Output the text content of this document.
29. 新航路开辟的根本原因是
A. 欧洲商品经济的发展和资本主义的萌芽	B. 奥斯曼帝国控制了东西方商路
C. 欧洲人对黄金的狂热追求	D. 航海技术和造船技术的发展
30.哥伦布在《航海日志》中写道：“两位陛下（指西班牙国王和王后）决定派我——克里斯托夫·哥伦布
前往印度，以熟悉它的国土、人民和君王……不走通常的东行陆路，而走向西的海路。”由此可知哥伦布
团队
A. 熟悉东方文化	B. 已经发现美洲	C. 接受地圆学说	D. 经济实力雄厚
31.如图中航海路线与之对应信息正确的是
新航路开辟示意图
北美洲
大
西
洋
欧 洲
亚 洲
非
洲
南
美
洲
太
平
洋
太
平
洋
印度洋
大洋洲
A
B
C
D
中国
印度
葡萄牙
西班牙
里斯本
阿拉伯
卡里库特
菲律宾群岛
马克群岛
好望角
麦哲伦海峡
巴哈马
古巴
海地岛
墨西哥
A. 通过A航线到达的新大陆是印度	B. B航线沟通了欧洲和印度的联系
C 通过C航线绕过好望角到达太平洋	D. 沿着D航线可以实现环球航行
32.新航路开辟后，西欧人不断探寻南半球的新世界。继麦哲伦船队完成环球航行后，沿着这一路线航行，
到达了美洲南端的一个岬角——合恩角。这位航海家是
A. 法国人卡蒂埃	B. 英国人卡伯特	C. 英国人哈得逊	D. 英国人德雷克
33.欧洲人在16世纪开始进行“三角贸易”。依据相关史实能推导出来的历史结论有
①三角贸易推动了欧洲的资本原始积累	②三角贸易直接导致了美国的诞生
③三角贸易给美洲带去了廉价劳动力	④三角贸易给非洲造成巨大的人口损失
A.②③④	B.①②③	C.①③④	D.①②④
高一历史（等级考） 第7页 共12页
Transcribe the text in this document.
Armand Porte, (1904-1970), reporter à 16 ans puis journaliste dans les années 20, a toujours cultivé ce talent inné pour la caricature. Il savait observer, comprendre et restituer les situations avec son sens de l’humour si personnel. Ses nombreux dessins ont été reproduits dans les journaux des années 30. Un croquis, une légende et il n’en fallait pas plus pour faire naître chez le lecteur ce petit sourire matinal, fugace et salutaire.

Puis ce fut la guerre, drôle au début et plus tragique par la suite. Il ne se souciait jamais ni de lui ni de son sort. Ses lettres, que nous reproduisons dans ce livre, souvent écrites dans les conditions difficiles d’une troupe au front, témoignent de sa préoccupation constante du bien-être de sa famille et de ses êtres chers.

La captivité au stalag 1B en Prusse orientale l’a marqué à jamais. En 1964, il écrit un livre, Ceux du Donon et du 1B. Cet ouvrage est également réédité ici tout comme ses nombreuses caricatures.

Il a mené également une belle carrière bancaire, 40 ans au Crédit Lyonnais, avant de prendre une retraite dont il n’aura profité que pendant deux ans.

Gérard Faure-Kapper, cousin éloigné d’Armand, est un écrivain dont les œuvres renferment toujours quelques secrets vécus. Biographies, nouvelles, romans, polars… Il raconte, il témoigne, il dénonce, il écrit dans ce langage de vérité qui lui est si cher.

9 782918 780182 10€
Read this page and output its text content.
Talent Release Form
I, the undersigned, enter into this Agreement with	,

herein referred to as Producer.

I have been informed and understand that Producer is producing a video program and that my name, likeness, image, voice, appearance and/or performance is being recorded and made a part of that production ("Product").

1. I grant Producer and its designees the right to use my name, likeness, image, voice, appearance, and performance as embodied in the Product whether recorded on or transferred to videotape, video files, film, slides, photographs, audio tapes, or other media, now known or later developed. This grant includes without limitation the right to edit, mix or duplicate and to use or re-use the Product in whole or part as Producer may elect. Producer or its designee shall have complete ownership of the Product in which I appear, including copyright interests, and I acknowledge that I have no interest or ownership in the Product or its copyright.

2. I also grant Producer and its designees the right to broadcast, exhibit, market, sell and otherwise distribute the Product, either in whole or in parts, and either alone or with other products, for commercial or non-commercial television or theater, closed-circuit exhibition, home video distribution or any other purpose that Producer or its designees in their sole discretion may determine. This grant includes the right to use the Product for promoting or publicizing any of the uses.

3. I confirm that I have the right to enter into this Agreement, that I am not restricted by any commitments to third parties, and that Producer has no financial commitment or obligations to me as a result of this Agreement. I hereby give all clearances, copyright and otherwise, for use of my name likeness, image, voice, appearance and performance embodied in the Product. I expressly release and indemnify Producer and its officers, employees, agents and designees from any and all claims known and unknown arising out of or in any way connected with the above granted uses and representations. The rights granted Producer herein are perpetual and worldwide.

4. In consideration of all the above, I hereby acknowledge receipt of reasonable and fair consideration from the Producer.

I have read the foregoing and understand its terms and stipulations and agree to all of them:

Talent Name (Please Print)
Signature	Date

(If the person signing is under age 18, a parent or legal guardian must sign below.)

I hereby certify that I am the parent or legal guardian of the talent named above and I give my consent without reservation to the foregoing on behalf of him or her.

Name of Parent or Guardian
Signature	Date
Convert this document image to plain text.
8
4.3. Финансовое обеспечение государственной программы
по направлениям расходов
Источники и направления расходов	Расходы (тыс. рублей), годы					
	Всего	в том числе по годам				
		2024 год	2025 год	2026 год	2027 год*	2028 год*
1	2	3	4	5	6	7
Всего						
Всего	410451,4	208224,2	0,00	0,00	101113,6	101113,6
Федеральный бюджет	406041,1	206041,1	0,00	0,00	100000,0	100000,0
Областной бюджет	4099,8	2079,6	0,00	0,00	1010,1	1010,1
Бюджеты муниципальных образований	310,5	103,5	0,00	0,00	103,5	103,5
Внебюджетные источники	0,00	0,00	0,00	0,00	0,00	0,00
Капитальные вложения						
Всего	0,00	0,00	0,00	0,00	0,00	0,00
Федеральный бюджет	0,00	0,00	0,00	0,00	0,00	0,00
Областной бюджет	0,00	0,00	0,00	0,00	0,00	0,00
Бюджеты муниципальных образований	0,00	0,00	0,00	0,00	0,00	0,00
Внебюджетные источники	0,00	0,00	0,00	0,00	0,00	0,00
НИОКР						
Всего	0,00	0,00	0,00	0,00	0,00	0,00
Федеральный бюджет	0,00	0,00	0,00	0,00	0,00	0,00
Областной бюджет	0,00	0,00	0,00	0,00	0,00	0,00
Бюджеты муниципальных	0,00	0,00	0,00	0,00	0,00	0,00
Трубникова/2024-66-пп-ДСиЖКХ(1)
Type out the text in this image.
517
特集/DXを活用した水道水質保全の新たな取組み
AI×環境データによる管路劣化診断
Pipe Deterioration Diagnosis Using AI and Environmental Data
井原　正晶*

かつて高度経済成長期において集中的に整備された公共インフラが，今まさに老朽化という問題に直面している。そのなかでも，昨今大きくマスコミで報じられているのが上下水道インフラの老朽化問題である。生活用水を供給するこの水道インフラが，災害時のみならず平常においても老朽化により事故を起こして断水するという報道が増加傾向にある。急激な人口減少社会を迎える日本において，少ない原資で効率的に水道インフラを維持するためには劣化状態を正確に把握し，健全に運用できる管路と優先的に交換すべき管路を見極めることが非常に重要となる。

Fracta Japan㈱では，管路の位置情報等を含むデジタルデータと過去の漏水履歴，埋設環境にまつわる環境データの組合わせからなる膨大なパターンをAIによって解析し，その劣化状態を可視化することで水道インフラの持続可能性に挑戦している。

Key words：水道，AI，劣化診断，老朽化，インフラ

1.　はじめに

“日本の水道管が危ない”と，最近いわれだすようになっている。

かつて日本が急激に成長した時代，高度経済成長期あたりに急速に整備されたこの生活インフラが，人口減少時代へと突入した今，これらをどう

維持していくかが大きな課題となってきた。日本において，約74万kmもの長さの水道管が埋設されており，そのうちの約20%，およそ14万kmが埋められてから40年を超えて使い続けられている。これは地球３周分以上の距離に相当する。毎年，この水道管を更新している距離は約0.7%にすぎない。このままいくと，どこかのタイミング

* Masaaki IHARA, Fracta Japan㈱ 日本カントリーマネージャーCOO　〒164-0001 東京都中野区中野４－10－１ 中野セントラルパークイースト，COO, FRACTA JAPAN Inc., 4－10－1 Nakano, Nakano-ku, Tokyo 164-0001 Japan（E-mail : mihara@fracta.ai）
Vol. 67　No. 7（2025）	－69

============================================================

• YOUR TASK: Copy each line of the data above that holds "acknowledge".

• FINISHED TASK:
1. I grant Producer and its designees the right to use my name, likeness, image, voice, appearance, and performance as embodied in the Product whether recorded on or transferred to videotape, video files, film, slides, photographs, audio tapes, or other media, now known or later developed. This grant includes without limitation the right to edit, mix or duplicate and to use or re-use the Product in whole or part as Producer may elect. Producer or its designee shall have complete ownership of the Product in which I appear, including copyright interests, and I acknowledge that I have no interest or ownership in the Product or its copyright.
4. In consideration of all the above, I hereby acknowledge receipt of reasonable and fair consideration from the Producer.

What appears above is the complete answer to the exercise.